[Part of a data file]
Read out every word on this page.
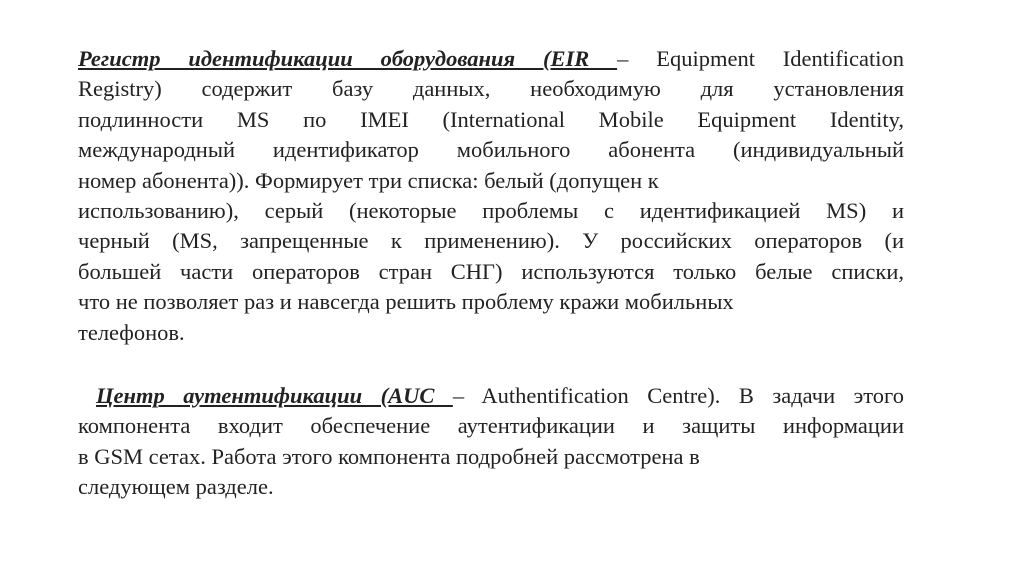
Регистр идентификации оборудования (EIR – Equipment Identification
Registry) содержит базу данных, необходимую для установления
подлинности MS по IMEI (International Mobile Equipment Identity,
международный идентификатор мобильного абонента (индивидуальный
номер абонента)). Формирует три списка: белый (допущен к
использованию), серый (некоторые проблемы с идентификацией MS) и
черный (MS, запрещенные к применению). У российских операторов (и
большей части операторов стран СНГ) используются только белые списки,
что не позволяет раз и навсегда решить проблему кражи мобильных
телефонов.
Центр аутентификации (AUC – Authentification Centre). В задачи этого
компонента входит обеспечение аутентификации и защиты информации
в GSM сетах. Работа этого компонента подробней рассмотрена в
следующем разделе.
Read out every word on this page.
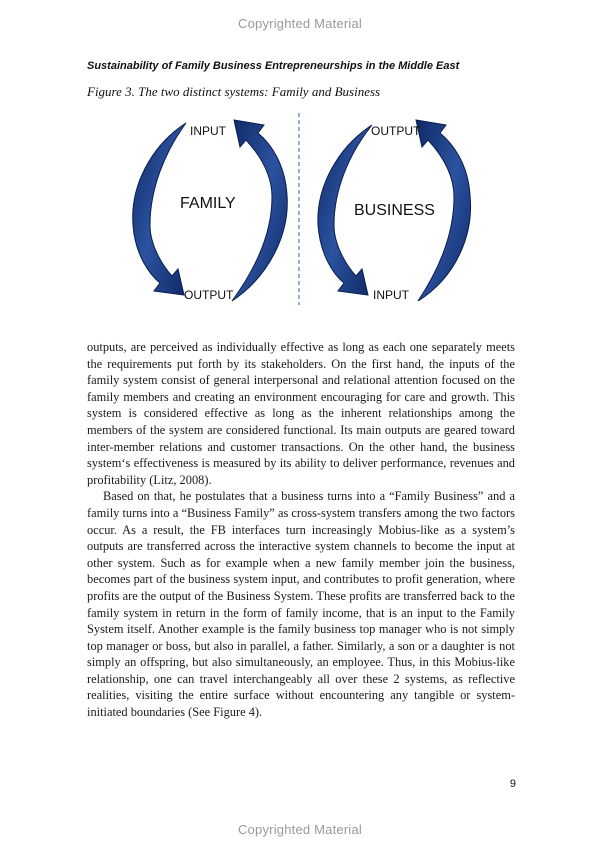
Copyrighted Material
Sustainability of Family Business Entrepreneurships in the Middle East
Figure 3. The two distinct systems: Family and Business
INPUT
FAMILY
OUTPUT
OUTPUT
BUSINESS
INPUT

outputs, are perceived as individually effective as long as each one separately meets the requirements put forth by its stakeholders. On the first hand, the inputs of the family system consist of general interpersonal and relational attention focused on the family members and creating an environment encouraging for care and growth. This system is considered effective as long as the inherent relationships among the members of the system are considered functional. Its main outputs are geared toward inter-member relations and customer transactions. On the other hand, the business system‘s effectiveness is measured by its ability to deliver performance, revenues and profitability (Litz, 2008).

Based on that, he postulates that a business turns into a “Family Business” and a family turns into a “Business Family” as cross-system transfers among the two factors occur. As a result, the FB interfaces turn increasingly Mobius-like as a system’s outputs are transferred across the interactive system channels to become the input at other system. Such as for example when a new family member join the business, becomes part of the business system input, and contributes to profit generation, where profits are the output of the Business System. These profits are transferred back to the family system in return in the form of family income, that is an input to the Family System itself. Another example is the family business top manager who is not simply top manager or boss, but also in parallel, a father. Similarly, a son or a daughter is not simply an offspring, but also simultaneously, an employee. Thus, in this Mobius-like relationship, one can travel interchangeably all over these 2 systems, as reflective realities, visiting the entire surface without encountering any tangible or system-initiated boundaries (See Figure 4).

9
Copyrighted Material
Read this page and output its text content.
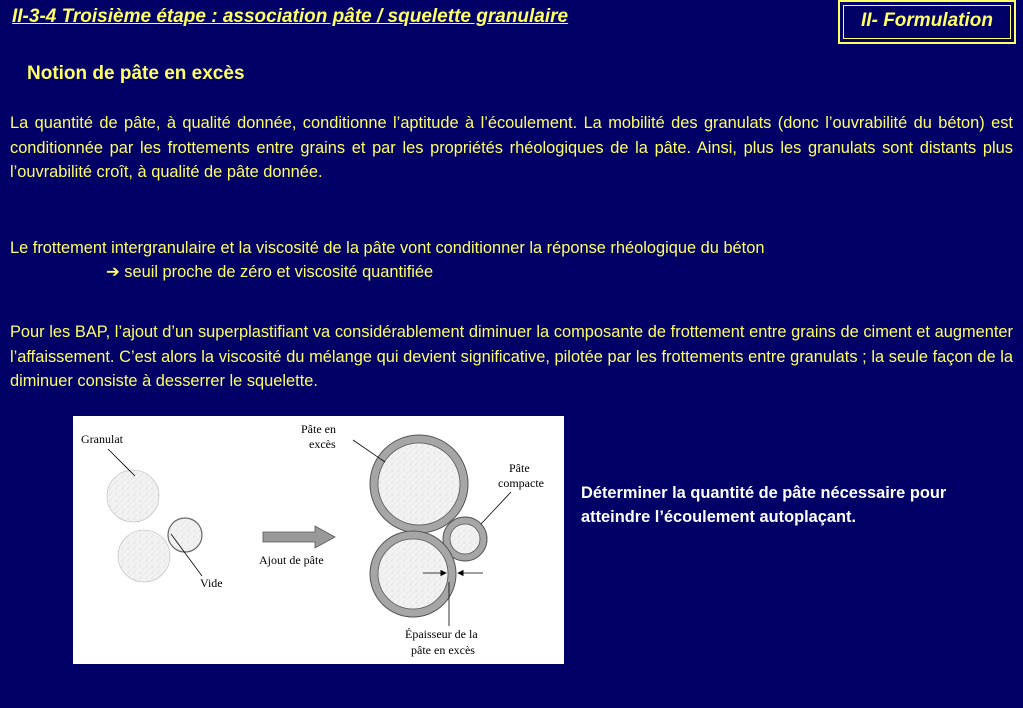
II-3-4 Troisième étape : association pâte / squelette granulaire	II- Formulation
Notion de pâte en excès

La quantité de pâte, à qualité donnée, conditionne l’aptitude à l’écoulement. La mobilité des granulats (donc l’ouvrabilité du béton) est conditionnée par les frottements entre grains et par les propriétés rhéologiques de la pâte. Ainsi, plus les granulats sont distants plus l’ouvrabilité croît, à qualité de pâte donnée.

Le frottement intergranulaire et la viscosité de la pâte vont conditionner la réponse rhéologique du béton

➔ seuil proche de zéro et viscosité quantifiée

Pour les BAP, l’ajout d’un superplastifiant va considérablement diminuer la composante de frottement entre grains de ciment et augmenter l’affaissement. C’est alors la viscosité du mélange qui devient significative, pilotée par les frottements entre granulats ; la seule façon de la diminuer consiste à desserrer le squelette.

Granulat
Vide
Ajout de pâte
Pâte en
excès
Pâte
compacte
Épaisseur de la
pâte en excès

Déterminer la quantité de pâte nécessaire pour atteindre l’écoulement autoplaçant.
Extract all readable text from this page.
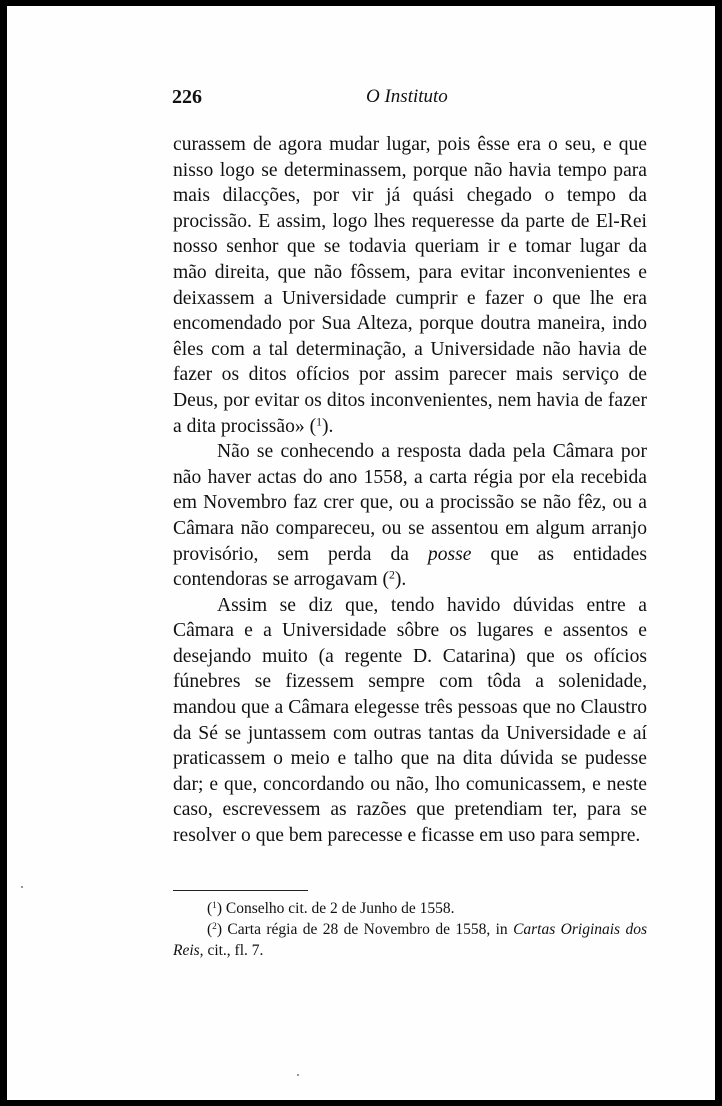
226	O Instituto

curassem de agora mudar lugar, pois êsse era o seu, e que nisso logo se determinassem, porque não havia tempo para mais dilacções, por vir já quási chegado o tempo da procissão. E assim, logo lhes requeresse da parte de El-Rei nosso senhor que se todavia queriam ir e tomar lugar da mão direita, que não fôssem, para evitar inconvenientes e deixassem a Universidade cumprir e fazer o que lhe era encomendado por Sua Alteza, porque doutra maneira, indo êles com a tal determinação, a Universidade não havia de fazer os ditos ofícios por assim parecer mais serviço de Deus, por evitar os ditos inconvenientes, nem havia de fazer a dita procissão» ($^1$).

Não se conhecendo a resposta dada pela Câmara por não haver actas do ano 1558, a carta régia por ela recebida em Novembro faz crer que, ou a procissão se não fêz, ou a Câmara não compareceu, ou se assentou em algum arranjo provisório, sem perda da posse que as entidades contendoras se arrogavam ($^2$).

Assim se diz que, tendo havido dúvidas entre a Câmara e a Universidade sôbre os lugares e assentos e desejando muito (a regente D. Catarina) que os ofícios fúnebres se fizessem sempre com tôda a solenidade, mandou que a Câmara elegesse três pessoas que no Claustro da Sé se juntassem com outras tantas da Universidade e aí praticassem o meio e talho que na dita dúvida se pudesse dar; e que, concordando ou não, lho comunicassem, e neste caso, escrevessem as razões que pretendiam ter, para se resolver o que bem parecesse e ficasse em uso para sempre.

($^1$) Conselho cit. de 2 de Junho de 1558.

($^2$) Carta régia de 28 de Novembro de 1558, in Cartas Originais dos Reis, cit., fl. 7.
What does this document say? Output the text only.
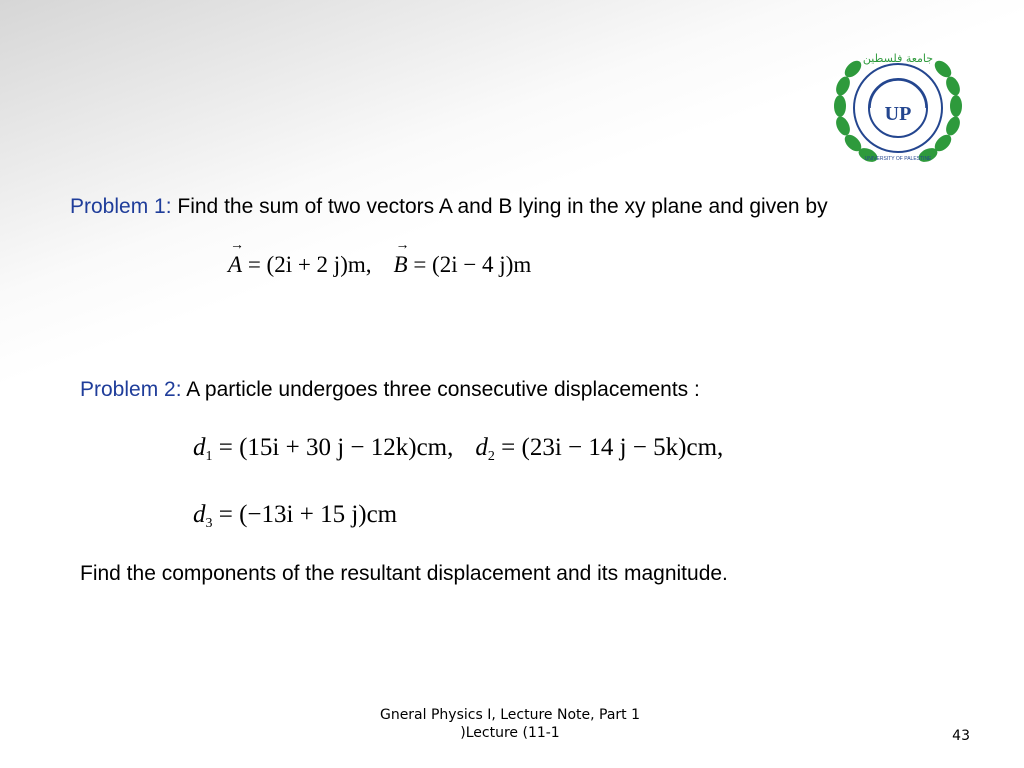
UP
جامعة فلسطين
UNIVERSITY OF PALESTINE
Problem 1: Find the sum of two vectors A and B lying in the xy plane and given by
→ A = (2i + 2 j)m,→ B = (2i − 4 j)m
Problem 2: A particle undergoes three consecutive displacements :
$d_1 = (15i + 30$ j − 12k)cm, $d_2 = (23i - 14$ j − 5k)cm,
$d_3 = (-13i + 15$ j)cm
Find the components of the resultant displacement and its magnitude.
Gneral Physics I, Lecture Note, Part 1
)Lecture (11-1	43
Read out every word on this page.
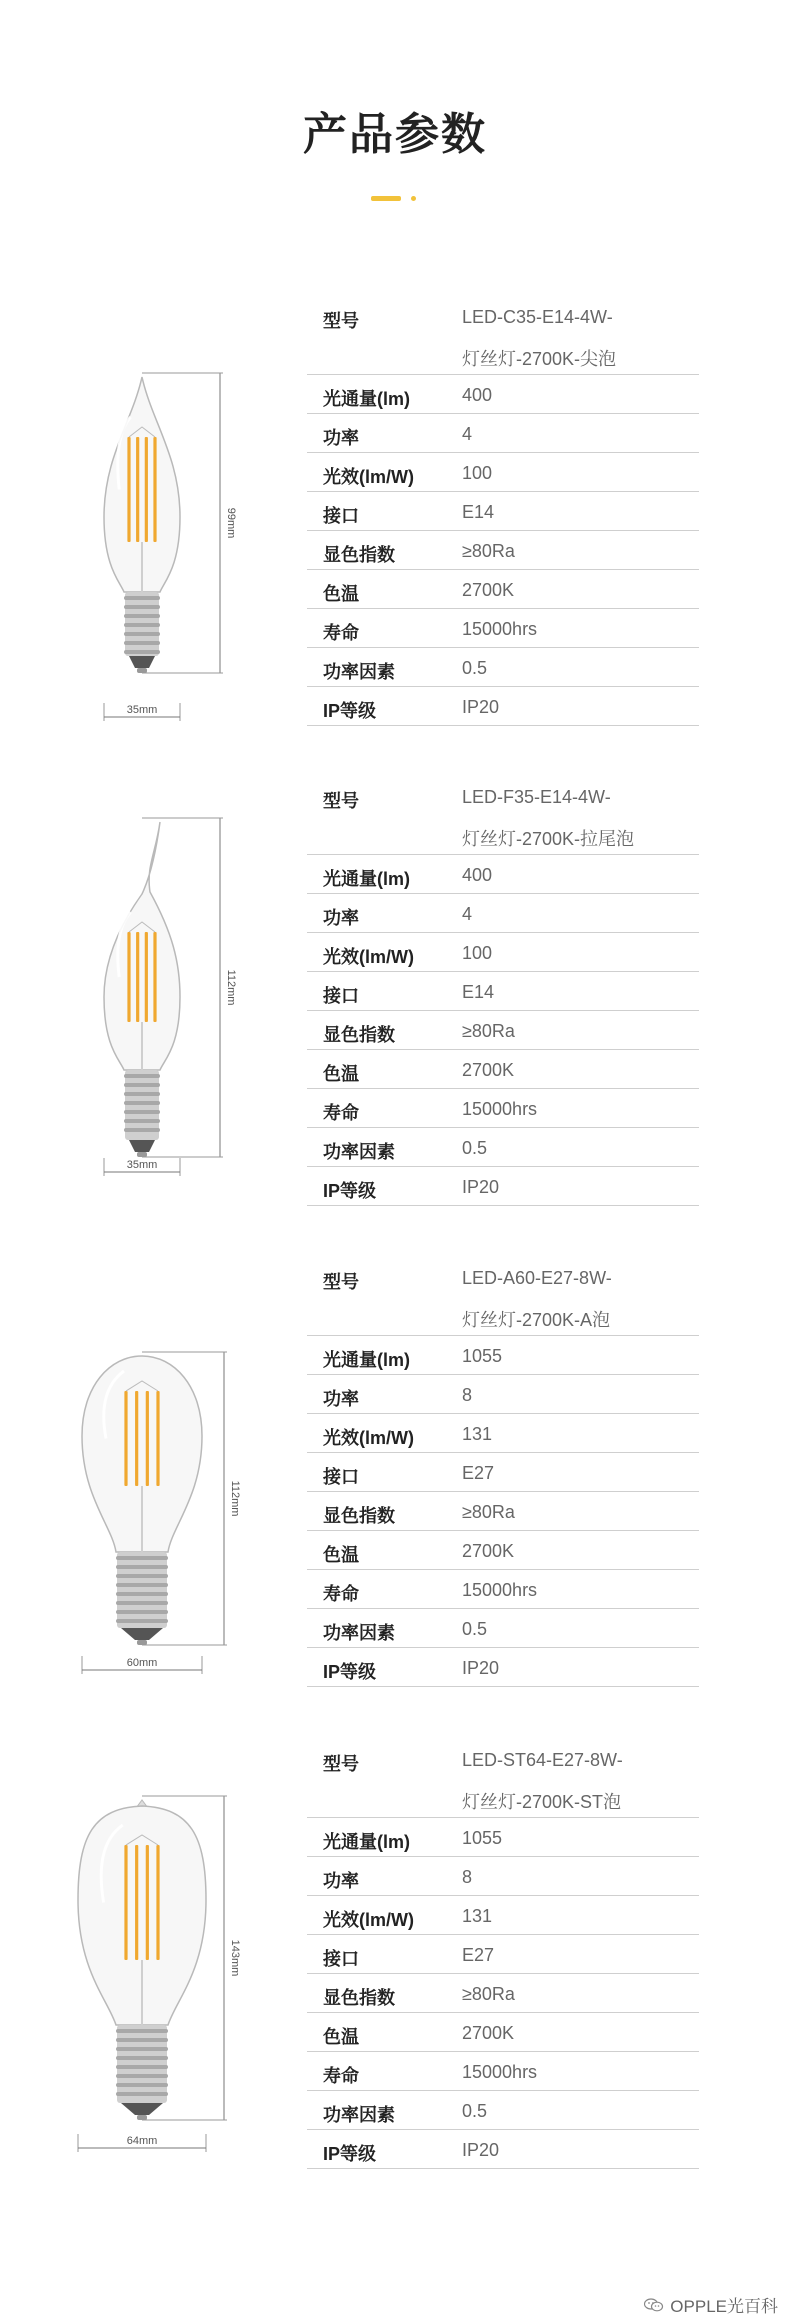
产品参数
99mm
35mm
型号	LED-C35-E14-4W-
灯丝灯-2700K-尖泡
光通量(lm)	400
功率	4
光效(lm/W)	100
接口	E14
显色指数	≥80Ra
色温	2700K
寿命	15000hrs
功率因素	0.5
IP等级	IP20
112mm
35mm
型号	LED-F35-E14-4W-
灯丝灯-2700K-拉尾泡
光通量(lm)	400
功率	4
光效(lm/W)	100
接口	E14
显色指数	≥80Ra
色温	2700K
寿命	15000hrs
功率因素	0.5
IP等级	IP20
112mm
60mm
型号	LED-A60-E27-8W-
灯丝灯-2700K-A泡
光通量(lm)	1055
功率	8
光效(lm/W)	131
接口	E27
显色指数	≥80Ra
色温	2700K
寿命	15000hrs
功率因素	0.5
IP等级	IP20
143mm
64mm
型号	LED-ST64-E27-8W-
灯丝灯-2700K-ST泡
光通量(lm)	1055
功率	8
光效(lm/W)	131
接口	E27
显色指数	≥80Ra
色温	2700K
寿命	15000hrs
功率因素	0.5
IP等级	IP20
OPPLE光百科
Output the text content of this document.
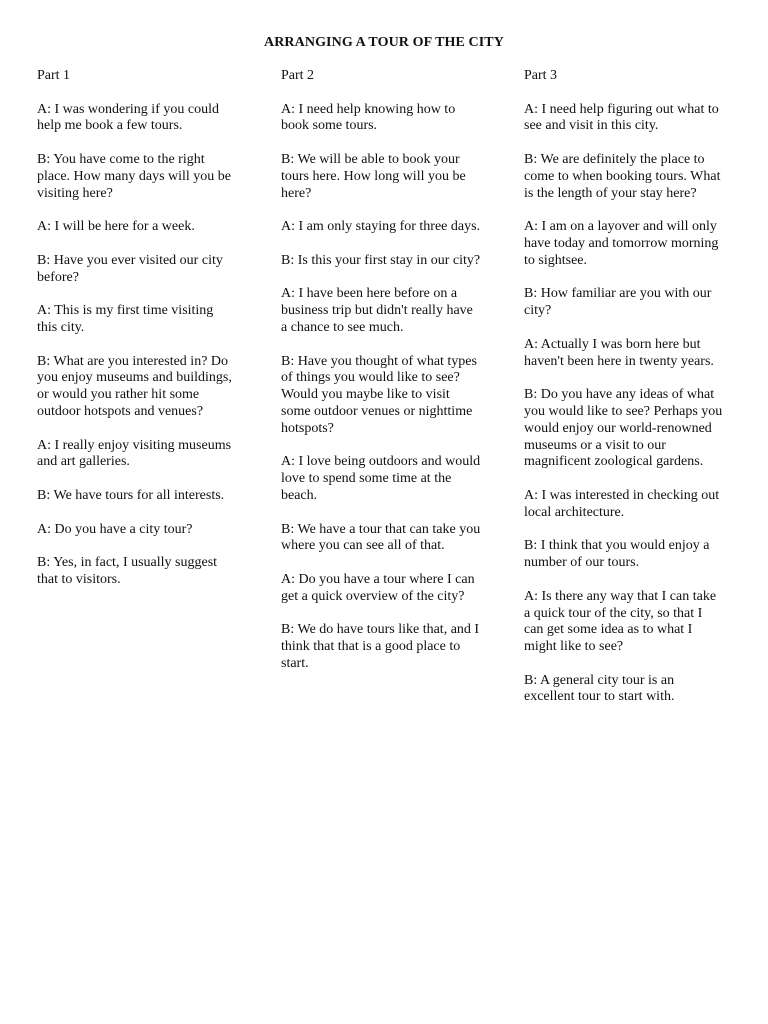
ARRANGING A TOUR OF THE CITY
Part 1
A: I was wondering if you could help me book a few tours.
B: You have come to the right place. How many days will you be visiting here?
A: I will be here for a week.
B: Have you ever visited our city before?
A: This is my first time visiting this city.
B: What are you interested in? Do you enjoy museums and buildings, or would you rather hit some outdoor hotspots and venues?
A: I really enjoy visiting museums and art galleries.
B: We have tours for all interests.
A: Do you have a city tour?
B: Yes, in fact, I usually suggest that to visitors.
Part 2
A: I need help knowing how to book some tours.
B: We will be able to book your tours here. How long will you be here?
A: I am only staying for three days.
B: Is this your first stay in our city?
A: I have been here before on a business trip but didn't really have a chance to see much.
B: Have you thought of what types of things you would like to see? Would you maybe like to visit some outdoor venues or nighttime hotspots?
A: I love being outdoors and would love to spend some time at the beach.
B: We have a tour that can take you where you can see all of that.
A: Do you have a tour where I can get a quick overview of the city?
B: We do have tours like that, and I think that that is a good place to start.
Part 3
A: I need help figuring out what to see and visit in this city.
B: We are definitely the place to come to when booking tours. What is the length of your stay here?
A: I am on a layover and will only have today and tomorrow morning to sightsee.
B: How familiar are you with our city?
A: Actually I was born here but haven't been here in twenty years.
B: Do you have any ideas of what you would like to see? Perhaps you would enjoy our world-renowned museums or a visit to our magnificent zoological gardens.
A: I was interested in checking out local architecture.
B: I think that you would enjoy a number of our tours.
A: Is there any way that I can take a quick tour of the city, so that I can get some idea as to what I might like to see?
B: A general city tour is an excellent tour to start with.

**Work required**
Give the number of lines in the entries above that include the string "excès". No other output is expected.

**Completed exercise**
3